_DATA TO USE:_

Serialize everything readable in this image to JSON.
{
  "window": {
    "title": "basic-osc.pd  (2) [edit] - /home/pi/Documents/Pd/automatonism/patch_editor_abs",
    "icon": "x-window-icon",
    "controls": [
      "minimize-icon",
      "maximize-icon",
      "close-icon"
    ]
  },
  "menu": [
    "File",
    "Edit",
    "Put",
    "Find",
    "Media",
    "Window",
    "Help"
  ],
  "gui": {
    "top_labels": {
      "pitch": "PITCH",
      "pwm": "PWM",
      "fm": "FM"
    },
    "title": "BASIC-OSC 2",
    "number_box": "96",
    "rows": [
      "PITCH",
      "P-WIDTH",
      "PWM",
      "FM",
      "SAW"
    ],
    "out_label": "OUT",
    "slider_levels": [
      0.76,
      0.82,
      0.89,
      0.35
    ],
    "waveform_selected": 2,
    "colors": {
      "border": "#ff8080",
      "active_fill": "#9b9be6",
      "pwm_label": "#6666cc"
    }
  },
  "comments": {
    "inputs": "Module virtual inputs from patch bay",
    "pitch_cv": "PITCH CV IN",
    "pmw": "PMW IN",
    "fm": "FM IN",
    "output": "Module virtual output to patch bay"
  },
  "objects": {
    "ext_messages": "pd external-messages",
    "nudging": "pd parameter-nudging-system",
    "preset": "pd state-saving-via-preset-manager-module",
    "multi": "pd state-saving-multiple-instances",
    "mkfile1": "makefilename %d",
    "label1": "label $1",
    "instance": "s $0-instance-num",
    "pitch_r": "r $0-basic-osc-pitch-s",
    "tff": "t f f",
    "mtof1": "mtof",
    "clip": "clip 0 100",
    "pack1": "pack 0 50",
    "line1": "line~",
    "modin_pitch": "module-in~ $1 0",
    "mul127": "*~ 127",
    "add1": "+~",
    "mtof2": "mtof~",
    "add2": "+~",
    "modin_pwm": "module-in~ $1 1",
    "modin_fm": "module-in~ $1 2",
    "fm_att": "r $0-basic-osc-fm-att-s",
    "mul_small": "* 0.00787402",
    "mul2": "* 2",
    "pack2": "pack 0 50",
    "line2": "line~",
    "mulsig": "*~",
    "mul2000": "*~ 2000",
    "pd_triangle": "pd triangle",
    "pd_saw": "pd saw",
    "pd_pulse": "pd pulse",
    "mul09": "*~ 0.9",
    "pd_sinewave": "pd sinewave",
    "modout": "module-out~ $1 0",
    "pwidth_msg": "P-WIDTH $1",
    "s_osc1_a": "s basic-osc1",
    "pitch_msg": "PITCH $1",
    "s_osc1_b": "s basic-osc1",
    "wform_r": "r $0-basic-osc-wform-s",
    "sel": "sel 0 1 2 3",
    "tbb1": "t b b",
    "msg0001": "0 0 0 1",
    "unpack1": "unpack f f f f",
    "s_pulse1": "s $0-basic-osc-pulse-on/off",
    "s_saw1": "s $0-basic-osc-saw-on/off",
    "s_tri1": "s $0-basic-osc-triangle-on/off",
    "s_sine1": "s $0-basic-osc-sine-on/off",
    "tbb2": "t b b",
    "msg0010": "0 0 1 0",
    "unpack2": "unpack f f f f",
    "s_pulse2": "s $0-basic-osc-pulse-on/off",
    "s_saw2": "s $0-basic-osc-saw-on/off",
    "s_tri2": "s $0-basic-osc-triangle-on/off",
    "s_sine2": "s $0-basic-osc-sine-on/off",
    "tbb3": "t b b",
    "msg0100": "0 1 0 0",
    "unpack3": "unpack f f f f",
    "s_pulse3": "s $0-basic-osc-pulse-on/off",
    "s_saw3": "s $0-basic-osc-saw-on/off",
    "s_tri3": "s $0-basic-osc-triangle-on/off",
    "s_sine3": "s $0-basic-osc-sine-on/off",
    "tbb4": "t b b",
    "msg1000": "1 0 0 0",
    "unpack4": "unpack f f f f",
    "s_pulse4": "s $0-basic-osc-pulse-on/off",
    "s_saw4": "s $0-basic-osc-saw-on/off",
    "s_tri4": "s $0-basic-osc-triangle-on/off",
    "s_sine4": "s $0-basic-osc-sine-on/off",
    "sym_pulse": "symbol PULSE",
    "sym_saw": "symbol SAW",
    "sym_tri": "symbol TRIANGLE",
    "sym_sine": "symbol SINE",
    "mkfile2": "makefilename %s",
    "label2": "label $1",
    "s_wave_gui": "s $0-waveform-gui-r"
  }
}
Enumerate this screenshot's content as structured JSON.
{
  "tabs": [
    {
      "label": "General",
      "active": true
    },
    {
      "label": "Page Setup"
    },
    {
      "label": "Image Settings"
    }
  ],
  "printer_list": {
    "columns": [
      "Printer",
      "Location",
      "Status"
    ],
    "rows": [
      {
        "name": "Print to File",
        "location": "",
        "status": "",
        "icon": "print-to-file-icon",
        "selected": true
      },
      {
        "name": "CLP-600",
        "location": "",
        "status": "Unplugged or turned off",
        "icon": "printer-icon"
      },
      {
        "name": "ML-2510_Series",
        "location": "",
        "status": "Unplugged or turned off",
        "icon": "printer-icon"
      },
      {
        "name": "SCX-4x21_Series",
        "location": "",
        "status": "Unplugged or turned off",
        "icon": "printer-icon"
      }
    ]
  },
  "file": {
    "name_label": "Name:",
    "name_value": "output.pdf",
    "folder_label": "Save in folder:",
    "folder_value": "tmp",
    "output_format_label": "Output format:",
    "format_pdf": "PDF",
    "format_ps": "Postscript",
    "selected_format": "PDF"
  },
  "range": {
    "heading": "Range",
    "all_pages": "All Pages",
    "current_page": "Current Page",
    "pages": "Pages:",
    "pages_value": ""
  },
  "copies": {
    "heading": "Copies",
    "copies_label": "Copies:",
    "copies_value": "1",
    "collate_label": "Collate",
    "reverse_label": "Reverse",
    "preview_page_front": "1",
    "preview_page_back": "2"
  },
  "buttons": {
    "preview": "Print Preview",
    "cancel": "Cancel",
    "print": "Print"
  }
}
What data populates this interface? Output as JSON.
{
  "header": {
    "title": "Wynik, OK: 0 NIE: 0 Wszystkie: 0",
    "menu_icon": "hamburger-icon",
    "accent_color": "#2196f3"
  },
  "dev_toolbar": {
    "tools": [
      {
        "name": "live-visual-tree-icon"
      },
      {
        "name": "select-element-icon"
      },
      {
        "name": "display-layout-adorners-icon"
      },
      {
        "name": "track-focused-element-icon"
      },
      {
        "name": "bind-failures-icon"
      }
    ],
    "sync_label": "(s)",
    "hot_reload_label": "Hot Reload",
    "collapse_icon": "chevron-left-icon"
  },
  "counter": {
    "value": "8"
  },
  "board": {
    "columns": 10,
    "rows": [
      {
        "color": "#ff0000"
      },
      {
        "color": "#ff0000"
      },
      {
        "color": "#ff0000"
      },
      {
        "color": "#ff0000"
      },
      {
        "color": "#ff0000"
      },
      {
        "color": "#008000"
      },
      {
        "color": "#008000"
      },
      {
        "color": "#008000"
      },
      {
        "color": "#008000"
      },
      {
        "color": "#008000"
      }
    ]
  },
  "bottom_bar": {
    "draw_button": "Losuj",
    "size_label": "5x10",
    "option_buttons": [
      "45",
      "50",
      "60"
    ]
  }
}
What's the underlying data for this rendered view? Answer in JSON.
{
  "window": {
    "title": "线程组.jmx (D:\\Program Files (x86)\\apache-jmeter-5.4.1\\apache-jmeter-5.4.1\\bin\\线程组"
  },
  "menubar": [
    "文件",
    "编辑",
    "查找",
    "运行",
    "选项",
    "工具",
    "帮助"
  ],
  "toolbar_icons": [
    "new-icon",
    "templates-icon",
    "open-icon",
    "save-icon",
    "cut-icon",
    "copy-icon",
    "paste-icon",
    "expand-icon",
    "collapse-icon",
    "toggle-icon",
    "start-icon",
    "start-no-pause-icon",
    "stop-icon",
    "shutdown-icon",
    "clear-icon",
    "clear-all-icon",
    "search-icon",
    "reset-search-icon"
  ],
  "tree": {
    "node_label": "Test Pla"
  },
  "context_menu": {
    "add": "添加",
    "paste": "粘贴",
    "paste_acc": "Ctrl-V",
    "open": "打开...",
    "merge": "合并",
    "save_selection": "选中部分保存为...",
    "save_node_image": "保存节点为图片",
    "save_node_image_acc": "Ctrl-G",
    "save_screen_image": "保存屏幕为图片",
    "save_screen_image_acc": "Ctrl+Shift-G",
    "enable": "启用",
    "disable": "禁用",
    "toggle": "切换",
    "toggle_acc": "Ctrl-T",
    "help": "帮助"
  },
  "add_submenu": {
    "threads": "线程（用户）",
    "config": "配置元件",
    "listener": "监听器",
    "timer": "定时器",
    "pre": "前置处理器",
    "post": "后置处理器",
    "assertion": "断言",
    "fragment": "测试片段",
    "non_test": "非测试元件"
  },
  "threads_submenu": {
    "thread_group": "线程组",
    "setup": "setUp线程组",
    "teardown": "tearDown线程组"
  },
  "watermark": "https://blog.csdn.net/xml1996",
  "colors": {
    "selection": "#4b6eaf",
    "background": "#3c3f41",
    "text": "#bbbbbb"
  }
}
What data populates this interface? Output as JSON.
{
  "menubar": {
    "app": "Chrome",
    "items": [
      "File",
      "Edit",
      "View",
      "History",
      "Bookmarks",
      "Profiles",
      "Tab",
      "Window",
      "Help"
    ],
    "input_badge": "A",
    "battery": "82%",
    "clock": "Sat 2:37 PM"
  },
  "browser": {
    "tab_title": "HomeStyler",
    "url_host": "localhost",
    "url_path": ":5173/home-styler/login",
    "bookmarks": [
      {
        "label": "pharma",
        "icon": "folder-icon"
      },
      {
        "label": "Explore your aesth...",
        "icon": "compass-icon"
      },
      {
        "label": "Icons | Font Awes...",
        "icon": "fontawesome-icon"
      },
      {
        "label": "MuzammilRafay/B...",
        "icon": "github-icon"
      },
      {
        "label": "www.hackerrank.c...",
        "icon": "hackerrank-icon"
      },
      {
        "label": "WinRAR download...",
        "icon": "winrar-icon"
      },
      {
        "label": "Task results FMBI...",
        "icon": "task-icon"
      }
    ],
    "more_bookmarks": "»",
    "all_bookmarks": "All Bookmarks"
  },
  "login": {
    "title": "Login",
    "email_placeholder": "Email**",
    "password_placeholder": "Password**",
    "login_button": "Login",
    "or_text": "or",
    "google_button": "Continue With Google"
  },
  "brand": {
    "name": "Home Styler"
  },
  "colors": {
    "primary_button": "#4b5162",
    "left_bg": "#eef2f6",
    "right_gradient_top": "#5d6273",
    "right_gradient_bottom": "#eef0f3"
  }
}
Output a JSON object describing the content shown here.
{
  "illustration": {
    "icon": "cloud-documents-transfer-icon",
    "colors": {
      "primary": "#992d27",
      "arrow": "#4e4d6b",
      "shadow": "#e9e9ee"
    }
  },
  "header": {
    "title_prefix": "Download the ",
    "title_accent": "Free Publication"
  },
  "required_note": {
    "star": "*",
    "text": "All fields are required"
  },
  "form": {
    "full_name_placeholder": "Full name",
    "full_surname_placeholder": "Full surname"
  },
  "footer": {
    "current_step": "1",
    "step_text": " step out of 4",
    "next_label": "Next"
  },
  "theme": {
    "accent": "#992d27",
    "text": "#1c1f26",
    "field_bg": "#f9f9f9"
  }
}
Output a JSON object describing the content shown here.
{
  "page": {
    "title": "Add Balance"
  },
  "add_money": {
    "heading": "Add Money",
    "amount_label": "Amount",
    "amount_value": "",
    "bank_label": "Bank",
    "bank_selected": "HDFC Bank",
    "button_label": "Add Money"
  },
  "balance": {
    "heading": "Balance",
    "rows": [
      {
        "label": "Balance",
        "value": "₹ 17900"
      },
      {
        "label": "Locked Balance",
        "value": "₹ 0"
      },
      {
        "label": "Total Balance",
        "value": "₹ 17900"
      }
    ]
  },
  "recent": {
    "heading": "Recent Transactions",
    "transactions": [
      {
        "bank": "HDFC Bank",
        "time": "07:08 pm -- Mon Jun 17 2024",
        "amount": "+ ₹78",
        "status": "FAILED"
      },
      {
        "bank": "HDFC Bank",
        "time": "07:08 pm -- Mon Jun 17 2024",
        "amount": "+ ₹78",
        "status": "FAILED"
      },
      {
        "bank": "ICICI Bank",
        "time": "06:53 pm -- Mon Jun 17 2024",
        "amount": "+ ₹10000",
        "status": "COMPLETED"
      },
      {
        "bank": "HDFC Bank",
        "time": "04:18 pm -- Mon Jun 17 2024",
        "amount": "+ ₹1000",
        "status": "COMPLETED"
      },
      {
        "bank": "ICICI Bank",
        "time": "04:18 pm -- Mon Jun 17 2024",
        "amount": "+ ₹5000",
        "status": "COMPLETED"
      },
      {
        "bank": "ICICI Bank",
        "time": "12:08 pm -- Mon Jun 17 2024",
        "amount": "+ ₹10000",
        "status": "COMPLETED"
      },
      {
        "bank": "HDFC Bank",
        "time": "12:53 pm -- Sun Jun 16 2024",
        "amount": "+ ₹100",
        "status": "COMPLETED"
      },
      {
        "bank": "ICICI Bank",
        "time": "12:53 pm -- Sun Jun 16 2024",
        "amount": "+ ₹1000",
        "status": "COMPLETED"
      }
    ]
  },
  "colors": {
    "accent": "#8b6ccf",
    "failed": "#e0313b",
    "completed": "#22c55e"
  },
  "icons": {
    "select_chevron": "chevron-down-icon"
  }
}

_TASK DIRECTIONS:_ Of the lines in the data, how many hold the string "Full"? State the number, nothing else.

_WRITTEN SOLUTION:_ 2